=== Section Start ===

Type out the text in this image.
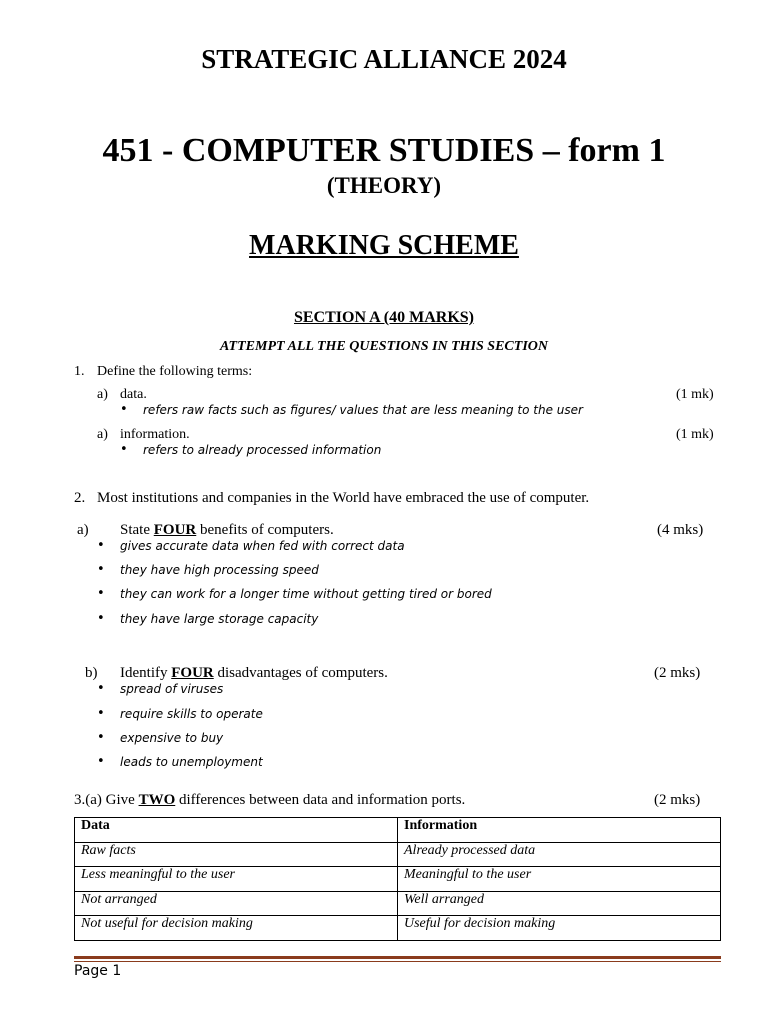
STRATEGIC ALLIANCE 2024
451 - COMPUTER STUDIES – form 1
(THEORY)
MARKING SCHEME
SECTION A (40 MARKS)
ATTEMPT ALL THE QUESTIONS IN THIS SECTION
1. Define the following terms:
a) data.	(1 mk)
• refers raw facts such as figures/ values that are less meaning to the user
a) information.	(1 mk)
• refers to already processed information
2. Most institutions and companies in the World have embraced the use of computer.
a) State FOUR benefits of computers.	(4 mks)
• gives accurate data when fed with correct data
• they have high processing speed
• they can work for a longer time without getting tired or bored
• they have large storage capacity
b) Identify FOUR disadvantages of computers.	(2 mks)
• spread of viruses
• require skills to operate
• expensive to buy
• leads to unemployment
3.(a) Give TWO differences between data and information ports.	(2 mks)
Data	Information
Raw facts	Already processed data
Less meaningful to the user	Meaningful to the user
Not arranged	Well arranged
Not useful for decision making	Useful for decision making
Page 1
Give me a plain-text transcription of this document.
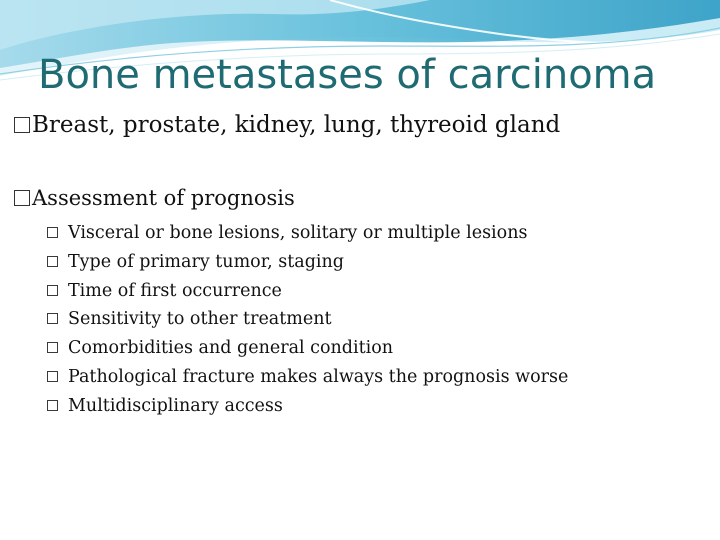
Bone metastases of carcinoma
Breast, prostate, kidney, lung, thyreoid gland
Assessment of prognosis
Visceral or bone lesions, solitary or multiple lesions
Type of primary tumor, staging
Time of first occurrence
Sensitivity to other treatment
Comorbidities and general condition
Pathological fracture makes always the prognosis worse
Multidisciplinary access
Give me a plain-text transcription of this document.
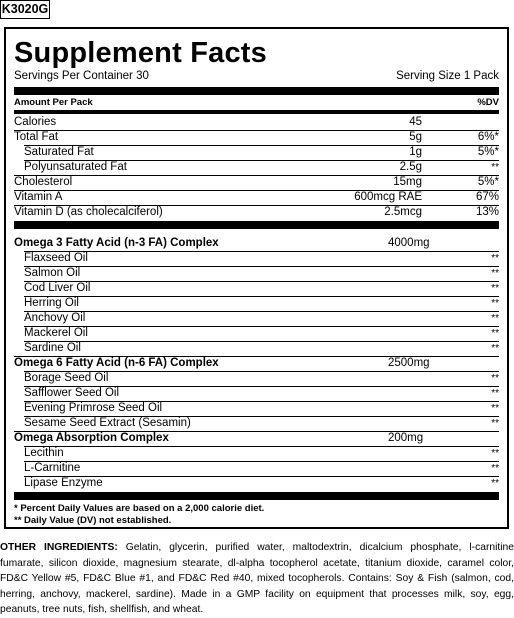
K3020G
Supplement Facts
Servings Per Container 30	Serving Size 1 Pack
Amount Per Pack	%DV
Calories	45
Total Fat	5g	6%*
Saturated Fat	1g	5%*
Polyunsaturated Fat	2.5g	**
Cholesterol	15mg	5%*
Vitamin A	600mcg RAE	67%
Vitamin D (as cholecalciferol)	2.5mcg	13%
Omega 3 Fatty Acid (n-3 FA) Complex	4000mg
Flaxseed Oil	**
Salmon Oil	**
Cod Liver Oil	**
Herring Oil	**
Anchovy Oil	**
Mackerel Oil	**
Sardine Oil	**
Omega 6 Fatty Acid (n-6 FA) Complex	2500mg
Borage Seed Oil	**
Safflower Seed Oil	**
Evening Primrose Seed Oil	**
Sesame Seed Extract (Sesamin)	**
Omega Absorption Complex	200mg
Lecithin	**
L-Carnitine	**
Lipase Enzyme	**
* Percent Daily Values are based on a 2,000 calorie diet.
** Daily Value (DV) not established.
OTHER INGREDIENTS: Gelatin, glycerin, purified water, maltodextrin, dicalcium phosphate, l-carnitine fumarate, silicon dioxide, magnesium stearate, dl-alpha tocopherol acetate, titanium dioxide, caramel color, FD&C Yellow #5, FD&C Blue #1, and FD&C Red #40, mixed tocopherols. Contains: Soy & Fish (salmon, cod, herring, anchovy, mackerel, sardine). Made in a GMP facility on equipment that processes milk, soy, egg, peanuts, tree nuts, fish, shellfish, and wheat.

=== Section End ===

Leave out the pictures and give the listing above again exactly.

Type out the text in this image.
STRATEGIC ALLIANCE 2024
451 - COMPUTER STUDIES – form 1
(THEORY)
MARKING SCHEME
SECTION A (40 MARKS)
ATTEMPT ALL THE QUESTIONS IN THIS SECTION
1. Define the following terms:
a) data.	(1 mk)
• refers raw facts such as figures/ values that are less meaning to the user
a) information.	(1 mk)
• refers to already processed information
2. Most institutions and companies in the World have embraced the use of computer.
a) State FOUR benefits of computers.	(4 mks)
• gives accurate data when fed with correct data
• they have high processing speed
• they can work for a longer time without getting tired or bored
• they have large storage capacity
b) Identify FOUR disadvantages of computers.	(2 mks)
• spread of viruses
• require skills to operate
• expensive to buy
• leads to unemployment
3.(a) Give TWO differences between data and information ports.	(2 mks)
Data	Information
Raw facts	Already processed data
Less meaningful to the user	Meaningful to the user
Not arranged	Well arranged
Not useful for decision making	Useful for decision making
Page 1
Give me a plain-text transcription of this document.
Bone metastases of carcinoma
Breast, prostate, kidney, lung, thyreoid gland
Assessment of prognosis
Visceral or bone lesions, solitary or multiple lesions
Type of primary tumor, staging
Time of first occurrence
Sensitivity to other treatment
Comorbidities and general condition
Pathological fracture makes always the prognosis worse
Multidisciplinary access
Give me a plain-text transcription of this document.
K3020G
Supplement Facts
Servings Per Container 30	Serving Size 1 Pack
Amount Per Pack	%DV
Calories	45
Total Fat	5g	6%*
Saturated Fat	1g	5%*
Polyunsaturated Fat	2.5g	**
Cholesterol	15mg	5%*
Vitamin A	600mcg RAE	67%
Vitamin D (as cholecalciferol)	2.5mcg	13%
Omega 3 Fatty Acid (n-3 FA) Complex	4000mg
Flaxseed Oil	**
Salmon Oil	**
Cod Liver Oil	**
Herring Oil	**
Anchovy Oil	**
Mackerel Oil	**
Sardine Oil	**
Omega 6 Fatty Acid (n-6 FA) Complex	2500mg
Borage Seed Oil	**
Safflower Seed Oil	**
Evening Primrose Seed Oil	**
Sesame Seed Extract (Sesamin)	**
Omega Absorption Complex	200mg
Lecithin	**
L-Carnitine	**
Lipase Enzyme	**
* Percent Daily Values are based on a 2,000 calorie diet.
** Daily Value (DV) not established.
OTHER INGREDIENTS: Gelatin, glycerin, purified water, maltodextrin, dicalcium phosphate, l-carnitine fumarate, silicon dioxide, magnesium stearate, dl-alpha tocopherol acetate, titanium dioxide, caramel color, FD&C Yellow #5, FD&C Blue #1, and FD&C Red #40, mixed tocopherols. Contains: Soy & Fish (salmon, cod, herring, anchovy, mackerel, sardine). Made in a GMP facility on equipment that processes milk, soy, egg, peanuts, tree nuts, fish, shellfish, and wheat.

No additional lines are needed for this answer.